-- START Records supplied --

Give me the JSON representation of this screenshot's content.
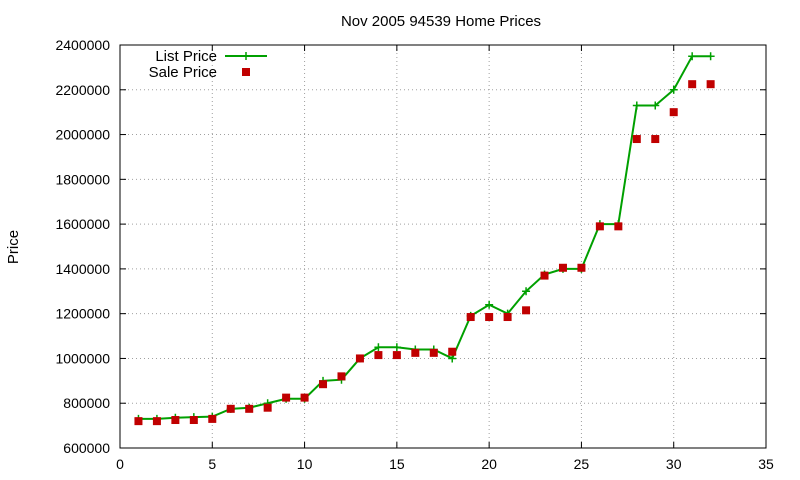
{
  "chart_data": {
    "type": "line",
    "title": "Nov 2005 94539 Home Prices",
    "xlabel": "",
    "ylabel": "Price",
    "xlim": [
      0,
      35
    ],
    "ylim": [
      600000,
      2400000
    ],
    "x_ticks": [
      0,
      5,
      10,
      15,
      20,
      25,
      30,
      35
    ],
    "y_ticks": [
      600000,
      800000,
      1000000,
      1200000,
      1400000,
      1600000,
      1800000,
      2000000,
      2200000,
      2400000
    ],
    "grid": true,
    "legend_position": "top-left",
    "x": [
      1,
      2,
      3,
      4,
      5,
      6,
      7,
      8,
      9,
      10,
      11,
      12,
      13,
      14,
      15,
      16,
      17,
      18,
      19,
      20,
      21,
      22,
      23,
      24,
      25,
      26,
      27,
      28,
      29,
      30,
      31,
      32
    ],
    "series": [
      {
        "name": "List Price",
        "style": "line-with-plus-markers",
        "color": "#00a000",
        "values": [
          730000,
          730000,
          735000,
          738000,
          740000,
          775000,
          780000,
          800000,
          820000,
          820000,
          900000,
          905000,
          1000000,
          1050000,
          1050000,
          1040000,
          1040000,
          1000000,
          1190000,
          1240000,
          1200000,
          1300000,
          1375000,
          1400000,
          1400000,
          1600000,
          1600000,
          2130000,
          2130000,
          2200000,
          2350000,
          2350000
        ]
      },
      {
        "name": "Sale Price",
        "style": "square-points",
        "color": "#c00000",
        "values": [
          720000,
          720000,
          725000,
          725000,
          730000,
          775000,
          775000,
          780000,
          825000,
          825000,
          885000,
          920000,
          1000000,
          1015000,
          1015000,
          1025000,
          1025000,
          1030000,
          1185000,
          1185000,
          1185000,
          1215000,
          1370000,
          1405000,
          1405000,
          1590000,
          1590000,
          1980000,
          1980000,
          2100000,
          2225000,
          2225000
        ]
      }
    ]
  }
}
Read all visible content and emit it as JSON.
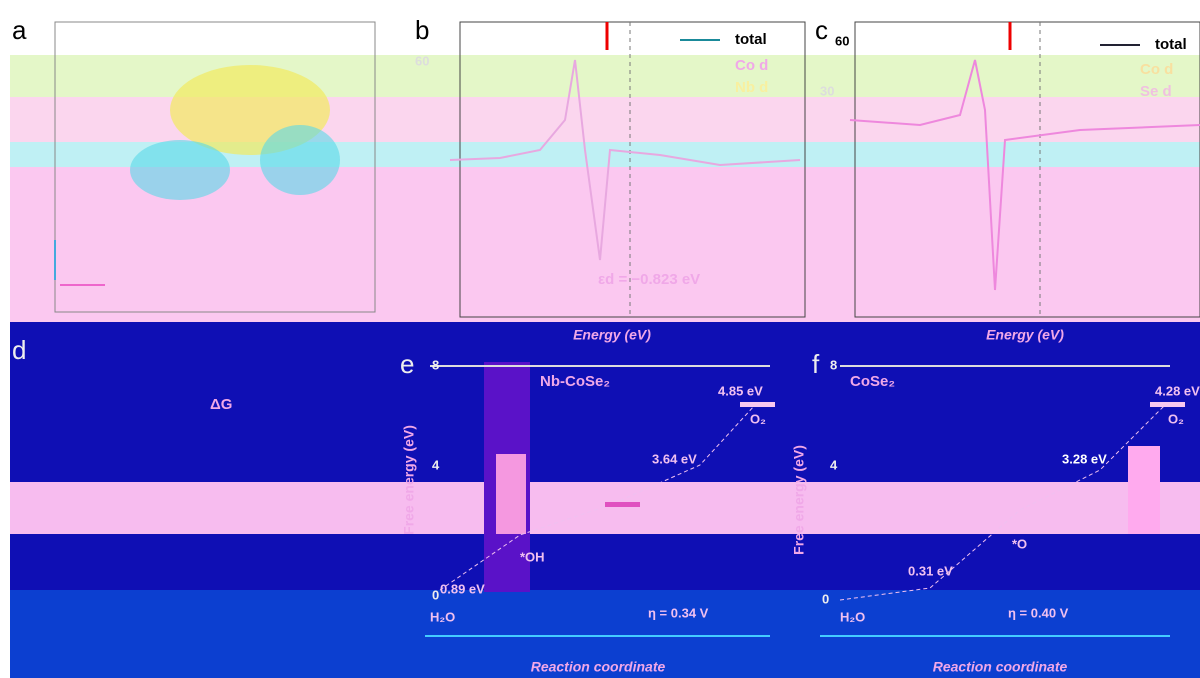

-- END Records supplied --

Problem requirements:
Report how many lines in the entries hold the string "content". Nothing but the number is wanted.

Full response:
2